RECORDS:
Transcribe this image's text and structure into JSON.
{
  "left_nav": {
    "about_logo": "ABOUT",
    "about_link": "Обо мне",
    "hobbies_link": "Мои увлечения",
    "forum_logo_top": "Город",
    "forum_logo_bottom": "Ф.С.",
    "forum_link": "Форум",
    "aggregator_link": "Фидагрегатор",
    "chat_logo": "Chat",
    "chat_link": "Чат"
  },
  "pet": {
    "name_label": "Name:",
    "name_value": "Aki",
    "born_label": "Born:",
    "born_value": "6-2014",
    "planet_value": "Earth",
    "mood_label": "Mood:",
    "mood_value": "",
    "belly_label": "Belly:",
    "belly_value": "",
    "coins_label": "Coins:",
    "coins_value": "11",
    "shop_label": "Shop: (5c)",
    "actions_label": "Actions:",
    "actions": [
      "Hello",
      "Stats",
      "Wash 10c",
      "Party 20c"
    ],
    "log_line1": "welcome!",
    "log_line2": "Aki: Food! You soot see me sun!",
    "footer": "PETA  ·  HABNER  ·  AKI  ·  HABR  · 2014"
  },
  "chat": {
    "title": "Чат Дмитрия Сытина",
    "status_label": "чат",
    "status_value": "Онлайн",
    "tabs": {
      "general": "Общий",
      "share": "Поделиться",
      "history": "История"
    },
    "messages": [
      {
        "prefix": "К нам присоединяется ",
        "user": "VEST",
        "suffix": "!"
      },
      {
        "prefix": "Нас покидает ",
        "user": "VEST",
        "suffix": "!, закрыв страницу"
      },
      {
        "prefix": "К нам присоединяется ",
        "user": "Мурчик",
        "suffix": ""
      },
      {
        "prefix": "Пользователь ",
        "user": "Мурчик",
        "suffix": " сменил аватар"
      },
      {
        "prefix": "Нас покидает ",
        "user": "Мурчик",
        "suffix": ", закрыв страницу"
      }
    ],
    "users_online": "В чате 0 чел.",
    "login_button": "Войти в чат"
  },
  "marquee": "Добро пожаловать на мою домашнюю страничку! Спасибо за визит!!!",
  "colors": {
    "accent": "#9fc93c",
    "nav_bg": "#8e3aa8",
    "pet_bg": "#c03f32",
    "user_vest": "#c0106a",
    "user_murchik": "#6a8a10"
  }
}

---

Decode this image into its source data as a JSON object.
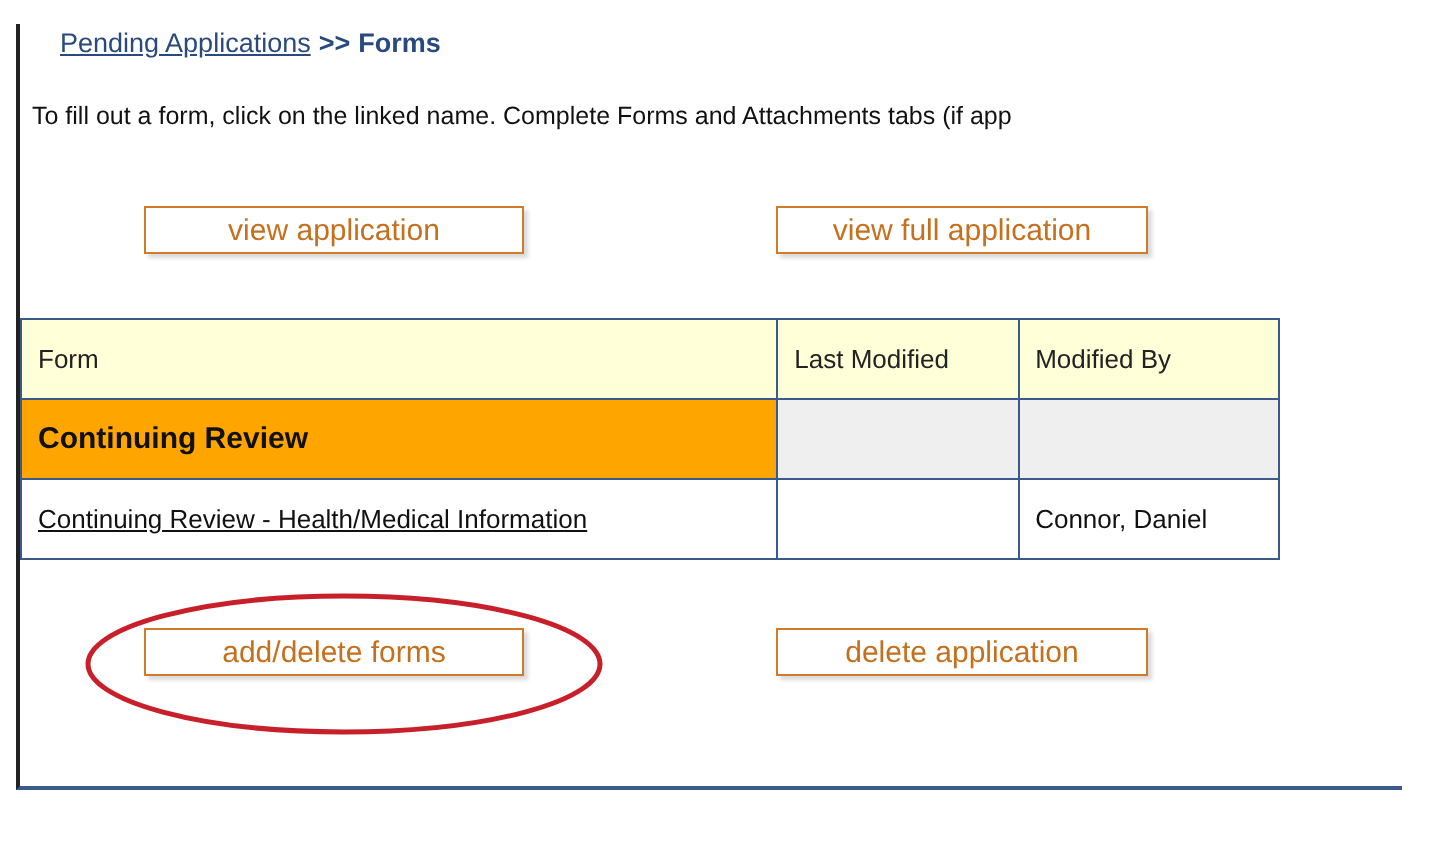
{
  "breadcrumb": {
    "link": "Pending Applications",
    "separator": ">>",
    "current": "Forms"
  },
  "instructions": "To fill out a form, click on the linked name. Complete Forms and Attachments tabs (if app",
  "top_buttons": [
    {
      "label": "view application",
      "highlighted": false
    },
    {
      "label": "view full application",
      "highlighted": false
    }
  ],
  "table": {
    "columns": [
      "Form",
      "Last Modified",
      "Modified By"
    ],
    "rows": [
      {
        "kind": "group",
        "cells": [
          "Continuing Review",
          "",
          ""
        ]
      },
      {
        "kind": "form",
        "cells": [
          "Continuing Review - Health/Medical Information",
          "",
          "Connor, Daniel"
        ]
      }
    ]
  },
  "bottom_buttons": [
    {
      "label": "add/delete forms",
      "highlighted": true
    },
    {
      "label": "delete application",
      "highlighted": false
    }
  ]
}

--

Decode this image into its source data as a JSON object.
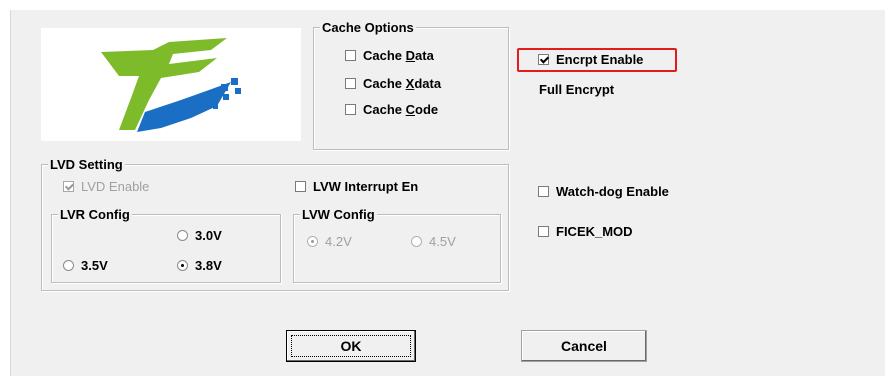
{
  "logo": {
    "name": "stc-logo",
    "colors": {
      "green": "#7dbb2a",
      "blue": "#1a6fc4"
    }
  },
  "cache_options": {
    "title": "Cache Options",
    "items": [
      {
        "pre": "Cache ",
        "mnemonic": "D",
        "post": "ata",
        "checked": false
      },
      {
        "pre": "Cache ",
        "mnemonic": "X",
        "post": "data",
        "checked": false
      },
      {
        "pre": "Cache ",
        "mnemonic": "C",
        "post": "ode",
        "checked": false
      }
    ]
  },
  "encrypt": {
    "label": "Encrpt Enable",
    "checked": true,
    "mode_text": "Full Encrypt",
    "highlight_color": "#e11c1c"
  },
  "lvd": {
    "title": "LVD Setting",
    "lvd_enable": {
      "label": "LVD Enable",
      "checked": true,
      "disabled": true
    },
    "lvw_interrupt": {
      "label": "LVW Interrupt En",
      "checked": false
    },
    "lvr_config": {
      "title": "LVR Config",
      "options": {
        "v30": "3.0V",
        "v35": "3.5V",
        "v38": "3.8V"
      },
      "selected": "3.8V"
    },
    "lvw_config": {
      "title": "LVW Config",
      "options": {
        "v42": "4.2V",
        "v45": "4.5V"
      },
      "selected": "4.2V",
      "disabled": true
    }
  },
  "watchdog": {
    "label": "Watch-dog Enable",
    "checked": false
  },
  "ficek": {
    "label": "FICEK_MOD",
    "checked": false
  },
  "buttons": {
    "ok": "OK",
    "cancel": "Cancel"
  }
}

WHAT NEEDS TO BE DONE: Copy every line that includes the string "suffix" from the material above.

RESPONSE BELOW:
        "suffix": "!"
        "suffix": "!, закрыв страницу"
        "suffix": ""
        "suffix": " сменил аватар"
        "suffix": ", закрыв страницу"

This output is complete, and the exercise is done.